**Records shown**
»»
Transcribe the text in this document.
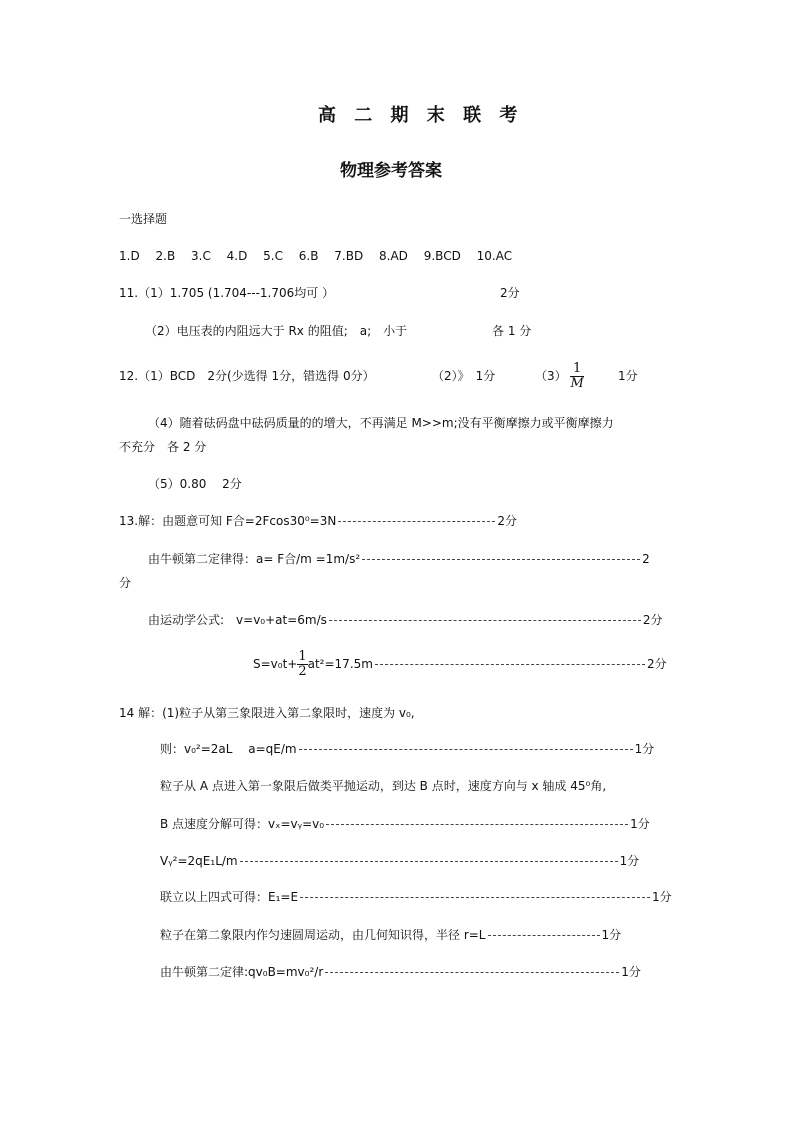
高 二 期 末 联 考
物理参考答案
一选择题
1.D　 2.B　 3.C　 4.D　 5.C　 6.B　 7.BD　 8.AD　 9.BCD　 10.AC
11.（1）1.705 (1.704---1.706均可 ）	2分
（2）电压表的内阻远大于 Rx 的阻值;　a;　小于	各 1 分
12.（1）BCD　2分(少选得 1分，错选得 0分）	（2）》　1分	$(3) \frac{1}{M}$	1分
（4）随着砝码盘中砝码质量的的增大，不再满足 M>>m;没有平衡摩擦力或平衡摩擦力
不充分　各 2 分
（5）0.80　 2分
13.解：由题意可知 F合=2Fcos30⁰=3N	2分
由牛顿第二定律得：a= F合/m =1m/s²	2
分
由运动学公式:　v=v₀+at=6m/s	2分
$S=v_0t+ \frac{1}{2} at^2=17.5m$	2分
14 解：(1)粒子从第三象限进入第二象限时，速度为 v₀,
则：v₀²=2aL　 a=qE/m	1分
粒子从 A 点进入第一象限后做类平抛运动，到达 B 点时，速度方向与 x 轴成 45⁰角,
B 点速度分解可得：vₓ=vᵧ=v₀	1分
Vᵧ²=2qE₁L/m	1分
联立以上四式可得：E₁=E	1分
粒子在第二象限内作匀速圆周运动，由几何知识得，半径 r=L	1分
由牛顿第二定律:qv₀B=mv₀²/r	1分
««
**Task description**
Images in the records should not be copied. Repeat all the rest exactly.

**Output of the task**
Transcribe the text in this document.
高 二 期 末 联 考
物理参考答案
一选择题
1.D　 2.B　 3.C　 4.D　 5.C　 6.B　 7.BD　 8.AD　 9.BCD　 10.AC
11.（1）1.705 (1.704---1.706均可 ）	2分
（2）电压表的内阻远大于 Rx 的阻值;　a;　小于	各 1 分
12.（1）BCD　2分(少选得 1分，错选得 0分）	（2）》　1分	$(3) \frac{1}{M}$	1分
（4）随着砝码盘中砝码质量的的增大，不再满足 M>>m;没有平衡摩擦力或平衡摩擦力
不充分　各 2 分
（5）0.80　 2分
13.解：由题意可知 F合=2Fcos30⁰=3N	2分
由牛顿第二定律得：a= F合/m =1m/s²	2
分
由运动学公式:　v=v₀+at=6m/s	2分
$S=v_0t+ \frac{1}{2} at^2=17.5m$	2分
14 解：(1)粒子从第三象限进入第二象限时，速度为 v₀,
则：v₀²=2aL　 a=qE/m	1分
粒子从 A 点进入第一象限后做类平抛运动，到达 B 点时，速度方向与 x 轴成 45⁰角,
B 点速度分解可得：vₓ=vᵧ=v₀	1分
Vᵧ²=2qE₁L/m	1分
联立以上四式可得：E₁=E	1分
粒子在第二象限内作匀速圆周运动，由几何知识得，半径 r=L	1分
由牛顿第二定律:qv₀B=mv₀²/r	1分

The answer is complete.